» Brief
Please print every record below exactly as it appears.

- - - - -

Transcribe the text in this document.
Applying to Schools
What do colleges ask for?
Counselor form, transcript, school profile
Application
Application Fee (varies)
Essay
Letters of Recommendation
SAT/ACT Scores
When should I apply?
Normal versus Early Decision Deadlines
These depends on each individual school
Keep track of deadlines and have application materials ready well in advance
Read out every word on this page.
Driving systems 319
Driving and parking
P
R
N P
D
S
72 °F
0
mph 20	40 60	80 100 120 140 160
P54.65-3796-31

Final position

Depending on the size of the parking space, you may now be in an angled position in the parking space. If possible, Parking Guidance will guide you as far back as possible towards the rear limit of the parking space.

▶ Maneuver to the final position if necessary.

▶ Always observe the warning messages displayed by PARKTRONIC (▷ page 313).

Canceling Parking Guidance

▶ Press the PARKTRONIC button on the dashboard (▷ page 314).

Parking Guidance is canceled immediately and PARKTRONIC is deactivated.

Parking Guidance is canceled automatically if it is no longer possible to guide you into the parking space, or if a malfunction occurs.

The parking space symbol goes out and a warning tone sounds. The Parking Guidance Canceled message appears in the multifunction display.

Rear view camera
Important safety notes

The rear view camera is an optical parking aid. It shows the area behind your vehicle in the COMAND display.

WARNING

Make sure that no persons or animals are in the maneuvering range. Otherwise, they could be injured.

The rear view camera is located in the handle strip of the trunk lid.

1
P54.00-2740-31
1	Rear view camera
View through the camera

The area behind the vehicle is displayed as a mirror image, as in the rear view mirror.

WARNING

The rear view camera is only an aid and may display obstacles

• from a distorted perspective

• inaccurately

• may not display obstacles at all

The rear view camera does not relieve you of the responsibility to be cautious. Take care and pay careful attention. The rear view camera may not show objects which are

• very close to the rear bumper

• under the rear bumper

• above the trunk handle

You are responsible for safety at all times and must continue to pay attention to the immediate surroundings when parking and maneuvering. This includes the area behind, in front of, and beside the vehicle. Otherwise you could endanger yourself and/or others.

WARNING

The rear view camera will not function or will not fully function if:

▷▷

- - - - -

» Exercise output
Transcribe the text in this document.
Applying to Schools
What do colleges ask for?
Counselor form, transcript, school profile
Application
Application Fee (varies)
Essay
Letters of Recommendation
SAT/ACT Scores
When should I apply?
Normal versus Early Decision Deadlines
These depends on each individual school
Keep track of deadlines and have application materials ready well in advance
Read out every word on this page.
Driving systems 319
Driving and parking
P
R
N P
D
S
72 °F
0
mph 20	40 60	80 100 120 140 160
P54.65-3796-31

Final position

Depending on the size of the parking space, you may now be in an angled position in the parking space. If possible, Parking Guidance will guide you as far back as possible towards the rear limit of the parking space.

▶ Maneuver to the final position if necessary.

▶ Always observe the warning messages displayed by PARKTRONIC (▷ page 313).

Canceling Parking Guidance

▶ Press the PARKTRONIC button on the dashboard (▷ page 314).

Parking Guidance is canceled immediately and PARKTRONIC is deactivated.

Parking Guidance is canceled automatically if it is no longer possible to guide you into the parking space, or if a malfunction occurs.

The parking space symbol goes out and a warning tone sounds. The Parking Guidance Canceled message appears in the multifunction display.

Rear view camera
Important safety notes

The rear view camera is an optical parking aid. It shows the area behind your vehicle in the COMAND display.

WARNING

Make sure that no persons or animals are in the maneuvering range. Otherwise, they could be injured.

The rear view camera is located in the handle strip of the trunk lid.

1
P54.00-2740-31
1	Rear view camera
View through the camera

The area behind the vehicle is displayed as a mirror image, as in the rear view mirror.

WARNING

The rear view camera is only an aid and may display obstacles

• from a distorted perspective

• inaccurately

• may not display obstacles at all

The rear view camera does not relieve you of the responsibility to be cautious. Take care and pay careful attention. The rear view camera may not show objects which are

• very close to the rear bumper

• under the rear bumper

• above the trunk handle

You are responsible for safety at all times and must continue to pay attention to the immediate surroundings when parking and maneuvering. This includes the area behind, in front of, and beside the vehicle. Otherwise you could endanger yourself and/or others.

WARNING

The rear view camera will not function or will not fully function if:

▷▷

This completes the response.